▼▼▼

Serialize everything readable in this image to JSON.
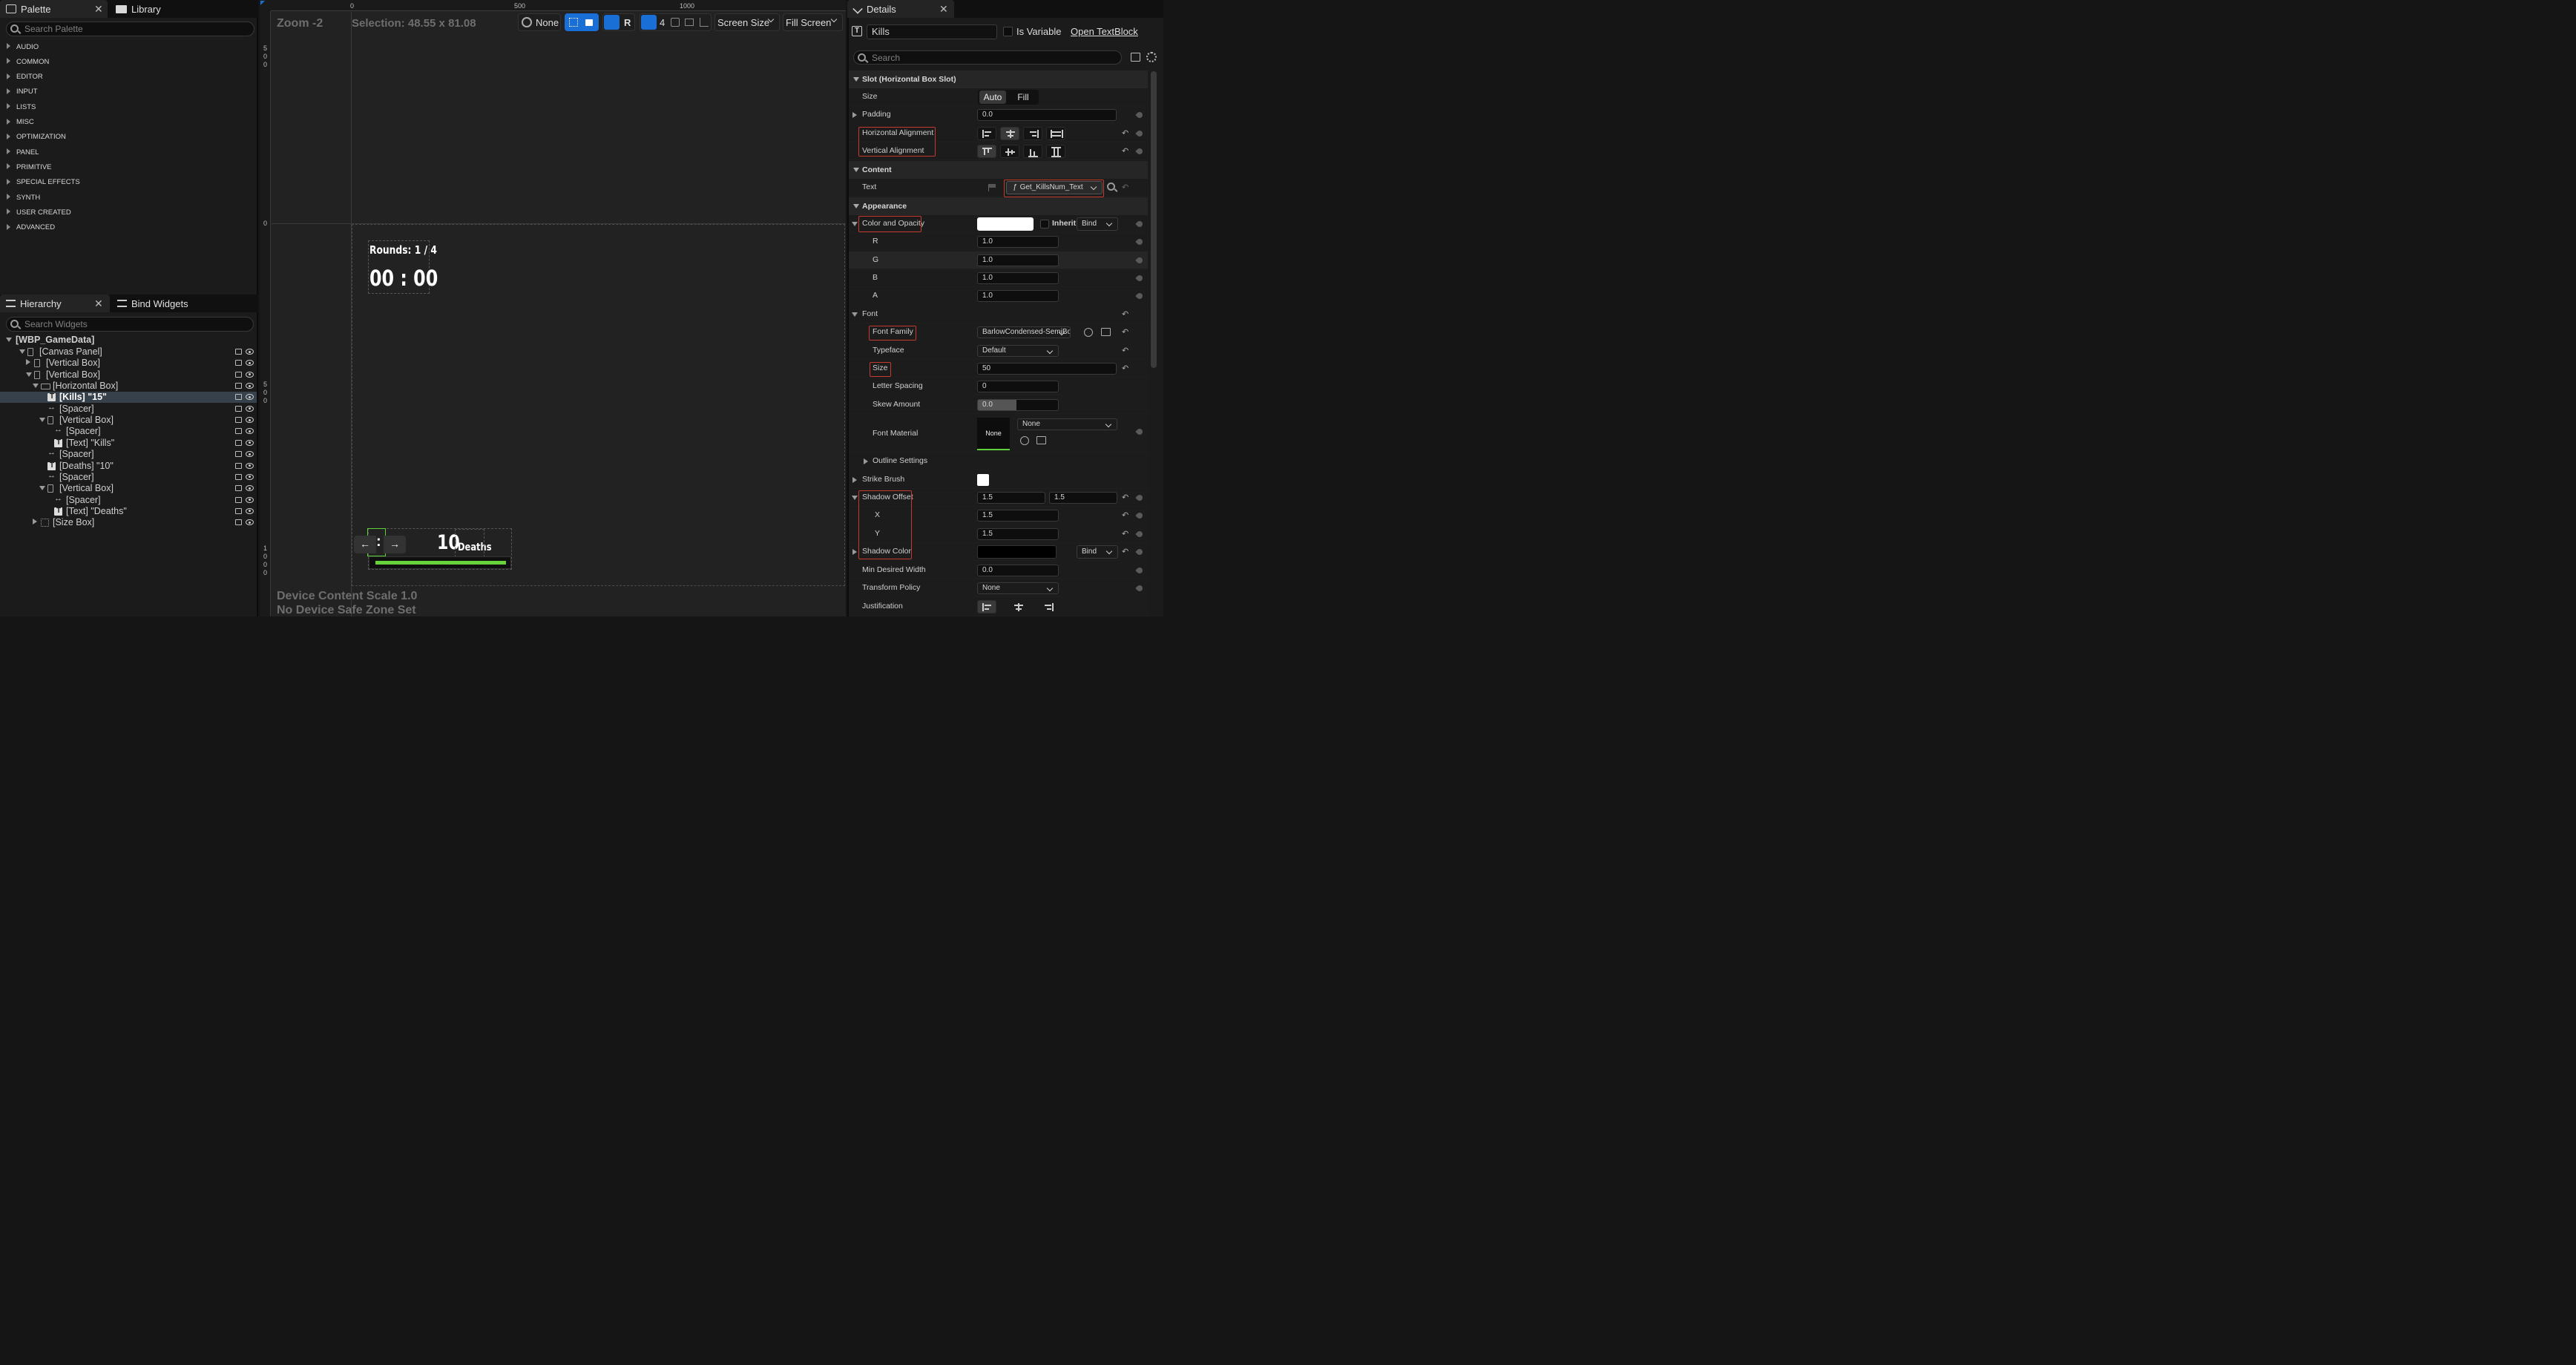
{
  "palette": {
    "tab_label": "Palette",
    "library_tab_label": "Library",
    "search_placeholder": "Search Palette",
    "categories": [
      "AUDIO",
      "COMMON",
      "EDITOR",
      "INPUT",
      "LISTS",
      "MISC",
      "OPTIMIZATION",
      "PANEL",
      "PRIMITIVE",
      "SPECIAL EFFECTS",
      "SYNTH",
      "USER CREATED",
      "ADVANCED"
    ]
  },
  "hierarchy": {
    "tab_label": "Hierarchy",
    "bind_tab_label": "Bind Widgets",
    "search_placeholder": "Search Widgets",
    "root": "[WBP_GameData]",
    "items": [
      {
        "label": "[Canvas Panel]",
        "indent": 1,
        "expand": "down",
        "icon": "box"
      },
      {
        "label": "[Vertical Box]",
        "indent": 2,
        "expand": "right",
        "icon": "box"
      },
      {
        "label": "[Vertical Box]",
        "indent": 2,
        "expand": "down",
        "icon": "box"
      },
      {
        "label": "[Horizontal Box]",
        "indent": 3,
        "expand": "down",
        "icon": "hbox"
      },
      {
        "label": "[Kills] \"15\"",
        "indent": 4,
        "expand": "",
        "icon": "text",
        "selected": true
      },
      {
        "label": "[Spacer]",
        "indent": 4,
        "expand": "",
        "icon": "spacer"
      },
      {
        "label": "[Vertical Box]",
        "indent": 4,
        "expand": "down",
        "icon": "box"
      },
      {
        "label": "[Spacer]",
        "indent": 5,
        "expand": "",
        "icon": "spacer"
      },
      {
        "label": "[Text] \"Kills\"",
        "indent": 5,
        "expand": "",
        "icon": "text"
      },
      {
        "label": "[Spacer]",
        "indent": 4,
        "expand": "",
        "icon": "spacer"
      },
      {
        "label": "[Deaths] \"10\"",
        "indent": 4,
        "expand": "",
        "icon": "text"
      },
      {
        "label": "[Spacer]",
        "indent": 4,
        "expand": "",
        "icon": "spacer"
      },
      {
        "label": "[Vertical Box]",
        "indent": 4,
        "expand": "down",
        "icon": "box"
      },
      {
        "label": "[Spacer]",
        "indent": 5,
        "expand": "",
        "icon": "spacer"
      },
      {
        "label": "[Text] \"Deaths\"",
        "indent": 5,
        "expand": "",
        "icon": "text"
      },
      {
        "label": "[Size Box]",
        "indent": 3,
        "expand": "right",
        "icon": "sizebox"
      }
    ]
  },
  "viewport": {
    "zoom": "Zoom -2",
    "selection": "Selection: 48.55 x 81.08",
    "ruler_top": [
      "0",
      "500",
      "1000"
    ],
    "ruler_left": [
      "5\n0\n0",
      "0",
      "5\n0\n0",
      "1\n0\n0\n0"
    ],
    "toolbar": {
      "none_label": "None",
      "r_label": "R",
      "grid_count": "4",
      "screen_size": "Screen Size",
      "fill_screen": "Fill Screen"
    },
    "rounds_text": "Rounds: 1 / 4",
    "timer_text": "00 : 00",
    "deaths_num": "10",
    "deaths_label": "Deaths",
    "kills_fragment": ":",
    "device_scale": "Device Content Scale 1.0",
    "safe_zone": "No Device Safe Zone Set",
    "health_fill": 1.0,
    "colors": {
      "selection_green": "#5fcf3a",
      "bar_green": "#68d23c"
    }
  },
  "details": {
    "tab_label": "Details",
    "name_value": "Kills",
    "is_variable_label": "Is Variable",
    "open_link": "Open TextBlock",
    "search_placeholder": "Search",
    "sections": {
      "slot": "Slot (Horizontal Box Slot)",
      "content": "Content",
      "appearance": "Appearance"
    },
    "size_label": "Size",
    "size_auto": "Auto",
    "size_fill": "Fill",
    "padding_label": "Padding",
    "padding_value": "0.0",
    "halign_label": "Horizontal Alignment",
    "valign_label": "Vertical Alignment",
    "text_label": "Text",
    "text_binding": "Get_KillsNum_Text",
    "color_label": "Color and Opacity",
    "inherit_label": "Inherit",
    "bind_label": "Bind",
    "r_label": "R",
    "r_value": "1.0",
    "g_label": "G",
    "g_value": "1.0",
    "b_label": "B",
    "b_value": "1.0",
    "a_label": "A",
    "a_value": "1.0",
    "font_label": "Font",
    "font_family_label": "Font Family",
    "font_family_value": "BarlowCondensed-SemiBold",
    "typeface_label": "Typeface",
    "typeface_value": "Default",
    "font_size_label": "Size",
    "font_size_value": "50",
    "letter_spacing_label": "Letter Spacing",
    "letter_spacing_value": "0",
    "skew_label": "Skew Amount",
    "skew_value": "0.0",
    "font_material_label": "Font Material",
    "font_material_thumb": "None",
    "font_material_value": "None",
    "outline_label": "Outline Settings",
    "strike_label": "Strike Brush",
    "shadow_offset_label": "Shadow Offset",
    "shadow_offset_x": "1.5",
    "shadow_offset_y": "1.5",
    "x_label": "X",
    "x_value": "1.5",
    "y_label": "Y",
    "y_value": "1.5",
    "shadow_color_label": "Shadow Color",
    "shadow_bind_label": "Bind",
    "min_width_label": "Min Desired Width",
    "min_width_value": "0.0",
    "transform_label": "Transform Policy",
    "transform_value": "None",
    "justification_label": "Justification",
    "colors": {
      "highlight_red": "#c43a2f",
      "accent_blue": "#1a6fd6"
    }
  }
}
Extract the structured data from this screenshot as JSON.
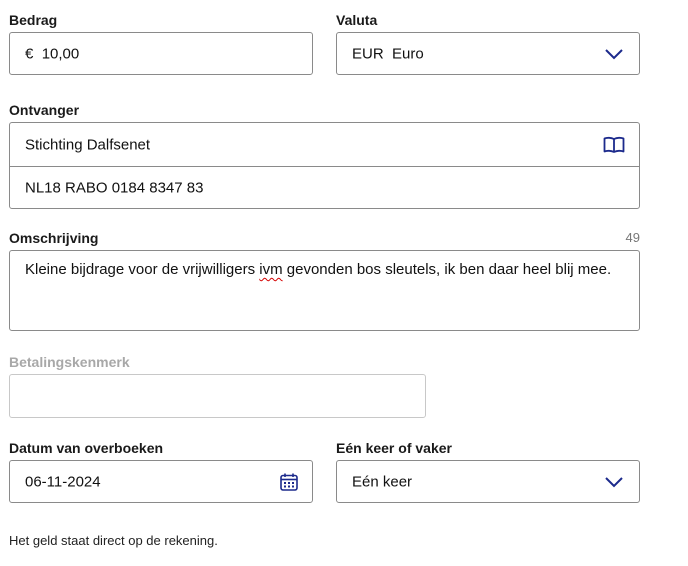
{
  "amount": {
    "label": "Bedrag",
    "currency_symbol": "€",
    "value": "10,00"
  },
  "currency": {
    "label": "Valuta",
    "code": "EUR",
    "name": "Euro"
  },
  "recipient": {
    "label": "Ontvanger",
    "name": "Stichting Dalfsenet",
    "iban": "NL18 RABO 0184 8347 83"
  },
  "description": {
    "label": "Omschrijving",
    "remaining_chars": "49",
    "text_before": "Kleine bijdrage voor de vrijwilligers ",
    "text_flagged": "ivm",
    "text_after": " gevonden bos sleutels, ik ben daar heel blij mee."
  },
  "payment_reference": {
    "label": "Betalingskenmerk",
    "value": ""
  },
  "transfer_date": {
    "label": "Datum van overboeken",
    "value": "06-11-2024"
  },
  "frequency": {
    "label": "Eén keer of vaker",
    "value": "Eén keer"
  },
  "info_note": "Het geld staat direct op de rekening.",
  "colors": {
    "accent": "#1c2a8c",
    "border": "#8a8a8a",
    "disabled": "#a8a8a8"
  }
}
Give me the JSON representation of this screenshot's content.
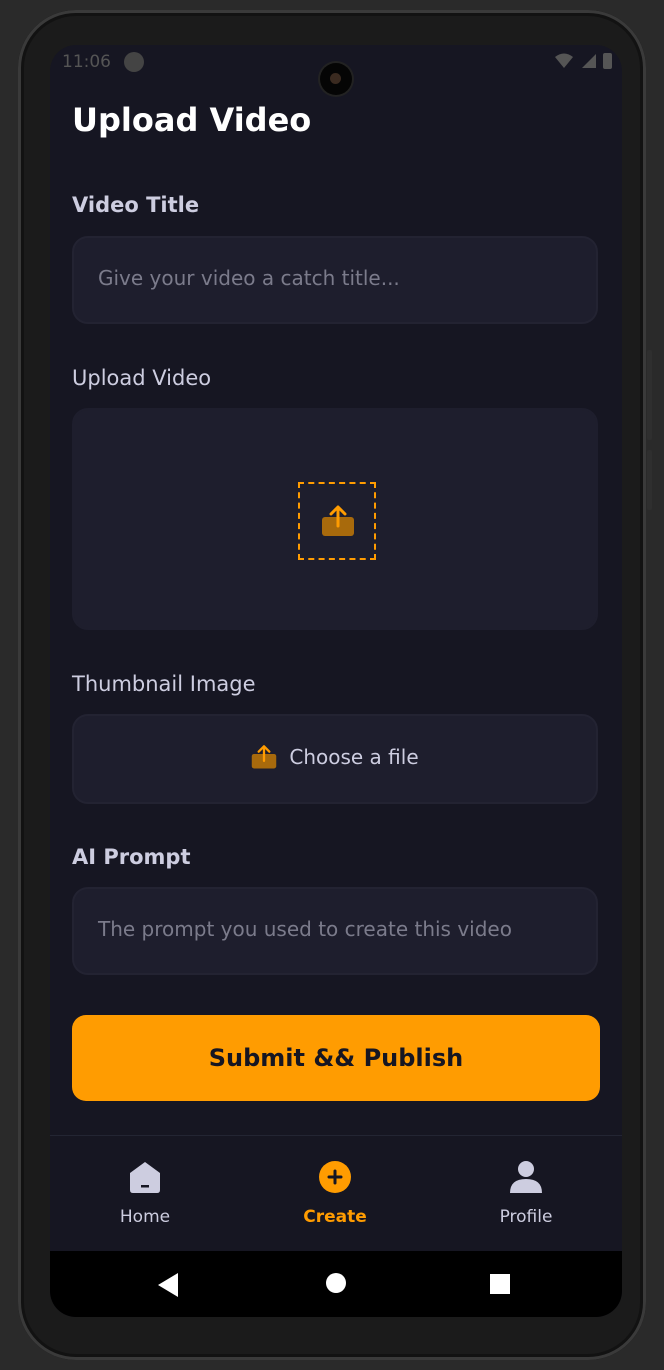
{
  "status_bar": {
    "time": "11:06"
  },
  "page": {
    "title": "Upload Video"
  },
  "form": {
    "video_title": {
      "label": "Video Title",
      "placeholder": "Give your video a catch title..."
    },
    "upload_video": {
      "label": "Upload Video",
      "icon": "upload-icon"
    },
    "thumbnail": {
      "label": "Thumbnail Image",
      "button_label": "Choose a file",
      "icon": "upload-icon"
    },
    "ai_prompt": {
      "label": "AI Prompt",
      "placeholder": "The prompt you used to create this video"
    },
    "submit_label": "Submit && Publish"
  },
  "tabs": [
    {
      "label": "Home",
      "icon": "home-icon",
      "active": false
    },
    {
      "label": "Create",
      "icon": "plus-circle-icon",
      "active": true
    },
    {
      "label": "Profile",
      "icon": "profile-icon",
      "active": false
    }
  ],
  "colors": {
    "background": "#161622",
    "field_background": "#1e1e2d",
    "accent": "#ff9c01",
    "text": "#ffffff",
    "muted_text": "#cdcde0"
  }
}
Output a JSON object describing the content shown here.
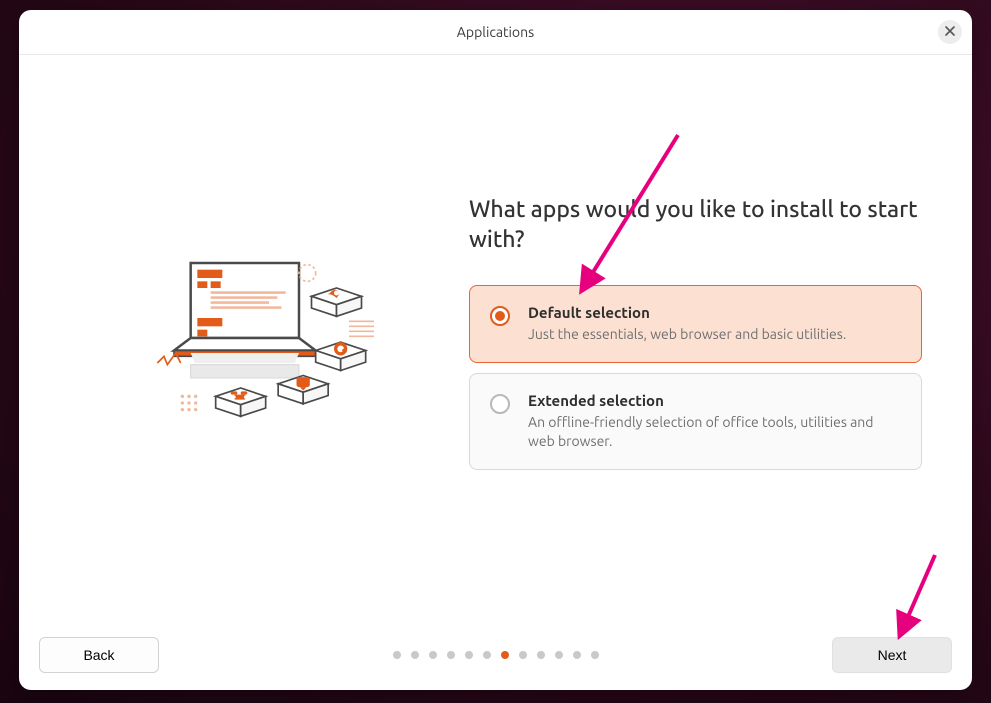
{
  "header": {
    "title": "Applications"
  },
  "question": "What apps would you like to install to start with?",
  "options": [
    {
      "title": "Default selection",
      "desc": "Just the essentials, web browser and basic utilities.",
      "selected": true
    },
    {
      "title": "Extended selection",
      "desc": "An offline-friendly selection of office tools, utilities and web browser.",
      "selected": false
    }
  ],
  "buttons": {
    "back": "Back",
    "next": "Next"
  },
  "pagination": {
    "total": 12,
    "current": 6
  },
  "colors": {
    "accent": "#e35b19",
    "selected_bg": "#fce1d2"
  }
}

▲▲▲

◆ **REQUIREMENT**:
Please output exactly the lines from the line containing "Output a JSON" through the last line of the records above, both included, and leave out any pictures.

◆ **CORRECT RESULT**:
Output a JSON object describing the content shown here.
{
  "header": {
    "title": "Applications"
  },
  "question": "What apps would you like to install to start with?",
  "options": [
    {
      "title": "Default selection",
      "desc": "Just the essentials, web browser and basic utilities.",
      "selected": true
    },
    {
      "title": "Extended selection",
      "desc": "An offline-friendly selection of office tools, utilities and web browser.",
      "selected": false
    }
  ],
  "buttons": {
    "back": "Back",
    "next": "Next"
  },
  "pagination": {
    "total": 12,
    "current": 6
  },
  "colors": {
    "accent": "#e35b19",
    "selected_bg": "#fce1d2"
  }
}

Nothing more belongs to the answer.